• Task description:
Pull out every line below that holds the word "RESEARCH".

:: Records supplied

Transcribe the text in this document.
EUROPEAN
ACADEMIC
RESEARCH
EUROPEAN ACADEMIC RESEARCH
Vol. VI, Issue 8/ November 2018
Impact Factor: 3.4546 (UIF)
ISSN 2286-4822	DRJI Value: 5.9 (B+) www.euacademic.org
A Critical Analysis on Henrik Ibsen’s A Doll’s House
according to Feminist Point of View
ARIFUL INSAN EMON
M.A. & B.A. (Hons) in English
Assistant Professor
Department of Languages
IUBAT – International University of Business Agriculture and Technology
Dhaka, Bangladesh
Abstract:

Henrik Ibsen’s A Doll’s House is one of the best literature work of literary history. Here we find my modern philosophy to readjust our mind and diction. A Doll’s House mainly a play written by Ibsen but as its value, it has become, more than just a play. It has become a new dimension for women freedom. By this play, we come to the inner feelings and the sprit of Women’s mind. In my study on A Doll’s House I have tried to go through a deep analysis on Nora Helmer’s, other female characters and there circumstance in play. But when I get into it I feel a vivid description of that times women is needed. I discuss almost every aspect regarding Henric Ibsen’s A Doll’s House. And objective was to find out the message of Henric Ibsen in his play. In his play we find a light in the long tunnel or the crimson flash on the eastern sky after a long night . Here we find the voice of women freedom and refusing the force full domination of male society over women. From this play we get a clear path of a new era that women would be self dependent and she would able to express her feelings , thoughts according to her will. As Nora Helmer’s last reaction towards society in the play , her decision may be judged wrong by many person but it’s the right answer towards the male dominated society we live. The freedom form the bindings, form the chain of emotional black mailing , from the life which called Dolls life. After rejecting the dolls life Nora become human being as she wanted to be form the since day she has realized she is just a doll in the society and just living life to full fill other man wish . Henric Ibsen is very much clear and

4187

::::

• Solved problem:
RESEARCH
EUROPEAN ACADEMIC RESEARCH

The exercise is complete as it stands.